**WORK TO COMPLETE:** Set down the records once more, please, exactly and with the pictures left out.

[Source data]
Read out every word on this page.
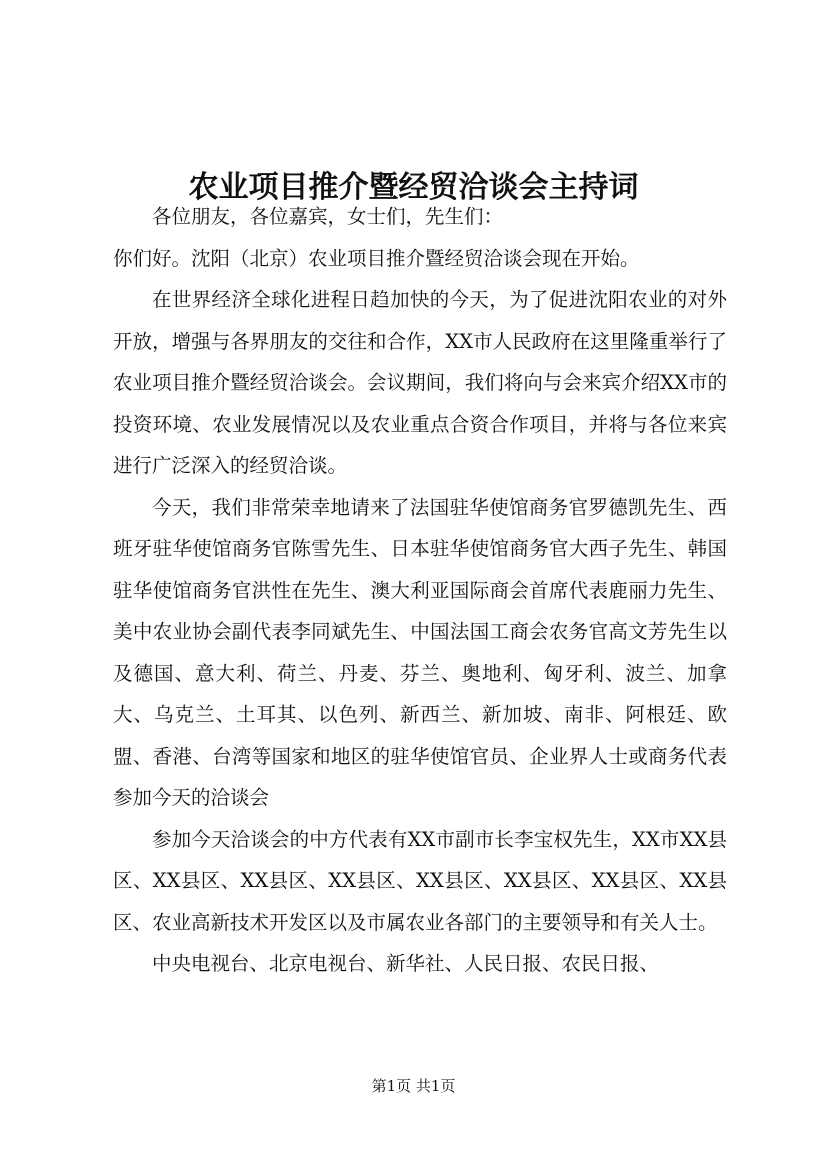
农业项目推介暨经贸洽谈会主持词

各位朋友，各位嘉宾，女士们，先生们：

你们好。沈阳（北京）农业项目推介暨经贸洽谈会现在开始。

在世界经济全球化进程日趋加快的今天，为了促进沈阳农业的对外开放，增强与各界朋友的交往和合作，XX市人民政府在这里隆重举行了农业项目推介暨经贸洽谈会。会议期间，我们将向与会来宾介绍XX市的投资环境、农业发展情况以及农业重点合资合作项目，并将与各位来宾进行广泛深入的经贸洽谈。

今天，我们非常荣幸地请来了法国驻华使馆商务官罗德凯先生、西班牙驻华使馆商务官陈雪先生、日本驻华使馆商务官大西子先生、韩国驻华使馆商务官洪性在先生、澳大利亚国际商会首席代表鹿丽力先生、美中农业协会副代表李同斌先生、中国法国工商会农务官高文芳先生以及德国、意大利、荷兰、丹麦、芬兰、奥地利、匈牙利、波兰、加拿大、乌克兰、土耳其、以色列、新西兰、新加坡、南非、阿根廷、欧盟、香港、台湾等国家和地区的驻华使馆官员、企业界人士或商务代表参加今天的洽谈会

参加今天洽谈会的中方代表有XX市副市长李宝权先生，XX市XX县区、XX县区、XX县区、XX县区、XX县区、XX县区、XX县区、XX县区、农业高新技术开发区以及市属农业各部门的主要领导和有关人士。

中央电视台、北京电视台、新华社、人民日报、农民日报、

第1页 共1页
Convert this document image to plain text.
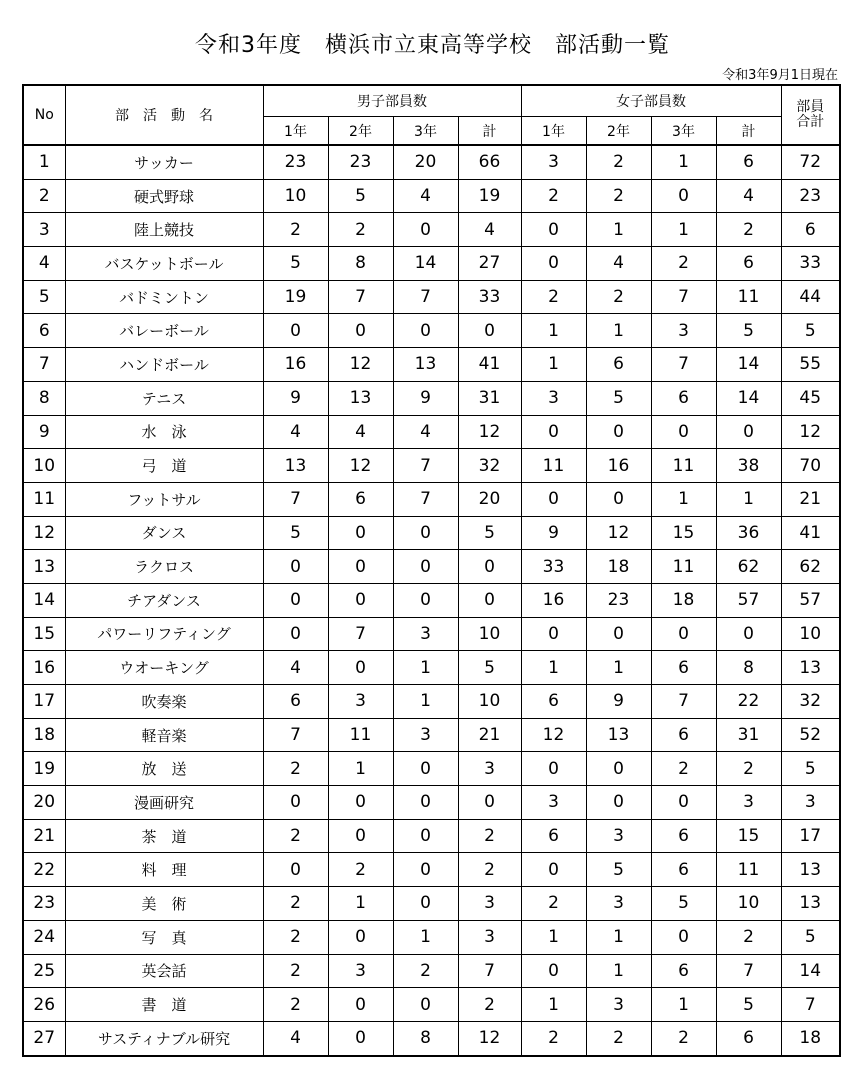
令和3年度　横浜市立東高等学校　部活動一覧
令和3年9月1日現在
No	部　活　動　名	男子部員数				女子部員数				部員
合計
		1年	2年	3年	計	1年	2年	3年	計	
1	サッカー	23	23	20	66	3	2	1	6	72
2	硬式野球	10	5	4	19	2	2	0	4	23
3	陸上競技	2	2	0	4	0	1	1	2	6
4	バスケットボール	5	8	14	27	0	4	2	6	33
5	バドミントン	19	7	7	33	2	2	7	11	44
6	バレーボール	0	0	0	0	1	1	3	5	5
7	ハンドボール	16	12	13	41	1	6	7	14	55
8	テニス	9	13	9	31	3	5	6	14	45
9	水　泳	4	4	4	12	0	0	0	0	12
10	弓　道	13	12	7	32	11	16	11	38	70
11	フットサル	7	6	7	20	0	0	1	1	21
12	ダンス	5	0	0	5	9	12	15	36	41
13	ラクロス	0	0	0	0	33	18	11	62	62
14	チアダンス	0	0	0	0	16	23	18	57	57
15	パワーリフティング	0	7	3	10	0	0	0	0	10
16	ウオーキング	4	0	1	5	1	1	6	8	13
17	吹奏楽	6	3	1	10	6	9	7	22	32
18	軽音楽	7	11	3	21	12	13	6	31	52
19	放　送	2	1	0	3	0	0	2	2	5
20	漫画研究	0	0	0	0	3	0	0	3	3
21	茶　道	2	0	0	2	6	3	6	15	17
22	料　理	0	2	0	2	0	5	6	11	13
23	美　術	2	1	0	3	2	3	5	10	13
24	写　真	2	0	1	3	1	1	0	2	5
25	英会話	2	3	2	7	0	1	6	7	14
26	書　道	2	0	0	2	1	3	1	5	7
27	サスティナブル研究	4	0	8	12	2	2	2	6	18
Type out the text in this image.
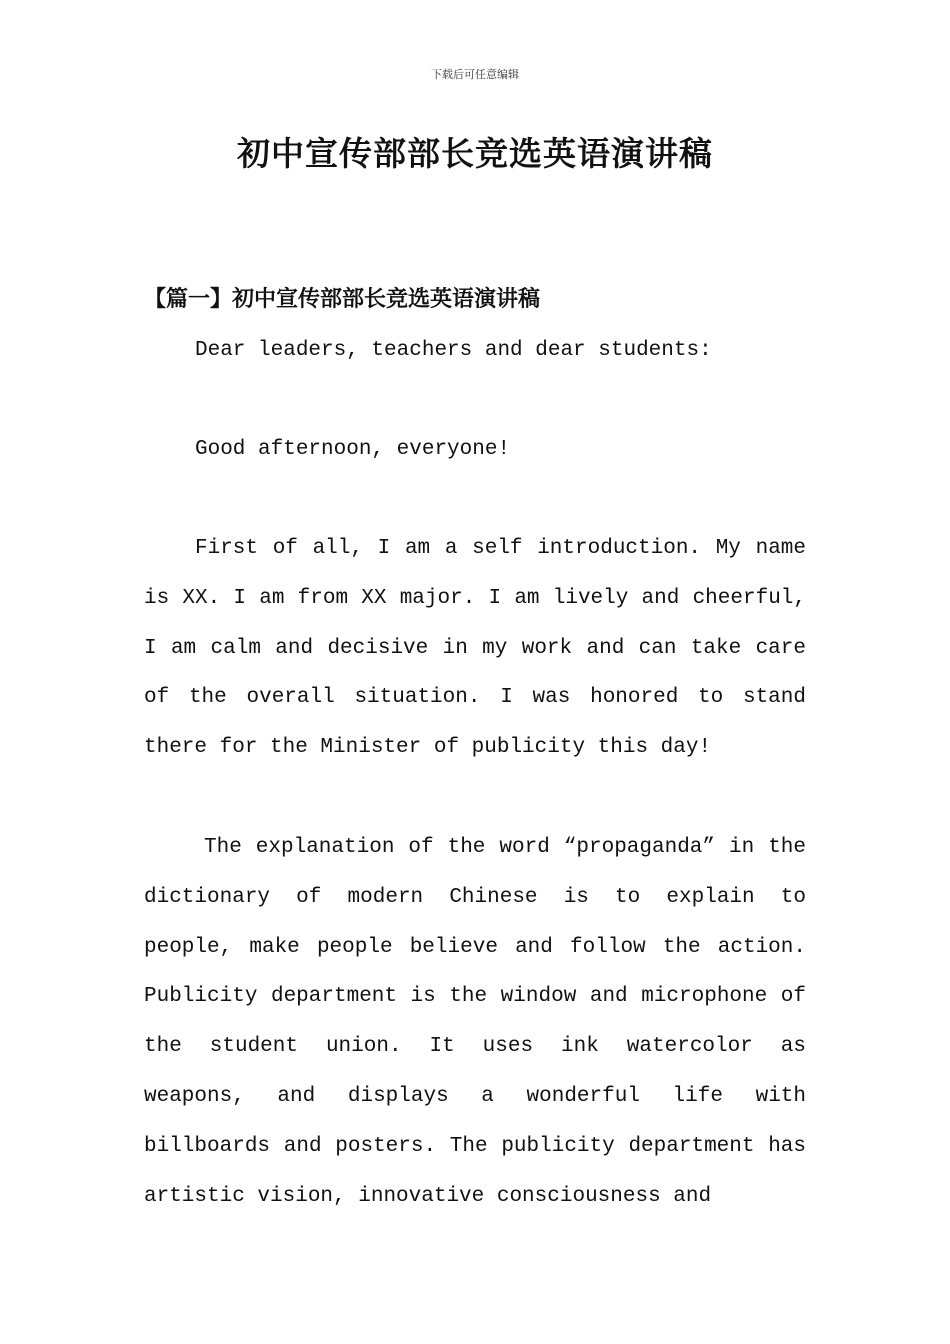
下载后可任意编辑
初中宣传部部长竞选英语演讲稿
【篇一】初中宣传部部长竞选英语演讲稿

Dear leaders, teachers and dear students:

Good afternoon, everyone!

First of all, I am a self introduction. My name is XX. I am from XX major. I am lively and cheerful, I am calm and decisive in my work and can take care of the overall situation. I was honored to stand there for the Minister of publicity this day!

The explanation of the word “propaganda” in the dictionary of modern Chinese is to explain to people, make people believe and follow the action. Publicity department is the window and microphone of the student union. It uses ink watercolor as weapons, and displays a wonderful life with billboards and posters. The publicity department has artistic vision, innovative consciousness and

**REPLY TO THE EXERCISE:**
Read out every word on this page.
农业项目推介暨经贸洽谈会主持词

各位朋友，各位嘉宾，女士们，先生们：

你们好。沈阳（北京）农业项目推介暨经贸洽谈会现在开始。

在世界经济全球化进程日趋加快的今天，为了促进沈阳农业的对外开放，增强与各界朋友的交往和合作，XX市人民政府在这里隆重举行了农业项目推介暨经贸洽谈会。会议期间，我们将向与会来宾介绍XX市的投资环境、农业发展情况以及农业重点合资合作项目，并将与各位来宾进行广泛深入的经贸洽谈。

今天，我们非常荣幸地请来了法国驻华使馆商务官罗德凯先生、西班牙驻华使馆商务官陈雪先生、日本驻华使馆商务官大西子先生、韩国驻华使馆商务官洪性在先生、澳大利亚国际商会首席代表鹿丽力先生、美中农业协会副代表李同斌先生、中国法国工商会农务官高文芳先生以及德国、意大利、荷兰、丹麦、芬兰、奥地利、匈牙利、波兰、加拿大、乌克兰、土耳其、以色列、新西兰、新加坡、南非、阿根廷、欧盟、香港、台湾等国家和地区的驻华使馆官员、企业界人士或商务代表参加今天的洽谈会

参加今天洽谈会的中方代表有XX市副市长李宝权先生，XX市XX县区、XX县区、XX县区、XX县区、XX县区、XX县区、XX县区、XX县区、农业高新技术开发区以及市属农业各部门的主要领导和有关人士。

中央电视台、北京电视台、新华社、人民日报、农民日报、

第1页 共1页
Convert this document image to plain text.
令和3年度　横浜市立東高等学校　部活動一覧
令和3年9月1日現在
No	部　活　動　名	男子部員数				女子部員数				部員
合計
		1年	2年	3年	計	1年	2年	3年	計	
1	サッカー	23	23	20	66	3	2	1	6	72
2	硬式野球	10	5	4	19	2	2	0	4	23
3	陸上競技	2	2	0	4	0	1	1	2	6
4	バスケットボール	5	8	14	27	0	4	2	6	33
5	バドミントン	19	7	7	33	2	2	7	11	44
6	バレーボール	0	0	0	0	1	1	3	5	5
7	ハンドボール	16	12	13	41	1	6	7	14	55
8	テニス	9	13	9	31	3	5	6	14	45
9	水　泳	4	4	4	12	0	0	0	0	12
10	弓　道	13	12	7	32	11	16	11	38	70
11	フットサル	7	6	7	20	0	0	1	1	21
12	ダンス	5	0	0	5	9	12	15	36	41
13	ラクロス	0	0	0	0	33	18	11	62	62
14	チアダンス	0	0	0	0	16	23	18	57	57
15	パワーリフティング	0	7	3	10	0	0	0	0	10
16	ウオーキング	4	0	1	5	1	1	6	8	13
17	吹奏楽	6	3	1	10	6	9	7	22	32
18	軽音楽	7	11	3	21	12	13	6	31	52
19	放　送	2	1	0	3	0	0	2	2	5
20	漫画研究	0	0	0	0	3	0	0	3	3
21	茶　道	2	0	0	2	6	3	6	15	17
22	料　理	0	2	0	2	0	5	6	11	13
23	美　術	2	1	0	3	2	3	5	10	13
24	写　真	2	0	1	3	1	1	0	2	5
25	英会話	2	3	2	7	0	1	6	7	14
26	書　道	2	0	0	2	1	3	1	5	7
27	サスティナブル研究	4	0	8	12	2	2	2	6	18
Type out the text in this image.
下载后可任意编辑
初中宣传部部长竞选英语演讲稿
【篇一】初中宣传部部长竞选英语演讲稿

Dear leaders, teachers and dear students:

Good afternoon, everyone!

First of all, I am a self introduction. My name is XX. I am from XX major. I am lively and cheerful, I am calm and decisive in my work and can take care of the overall situation. I was honored to stand there for the Minister of publicity this day!

The explanation of the word “propaganda” in the dictionary of modern Chinese is to explain to people, make people believe and follow the action. Publicity department is the window and microphone of the student union. It uses ink watercolor as weapons, and displays a wonderful life with billboards and posters. The publicity department has artistic vision, innovative consciousness and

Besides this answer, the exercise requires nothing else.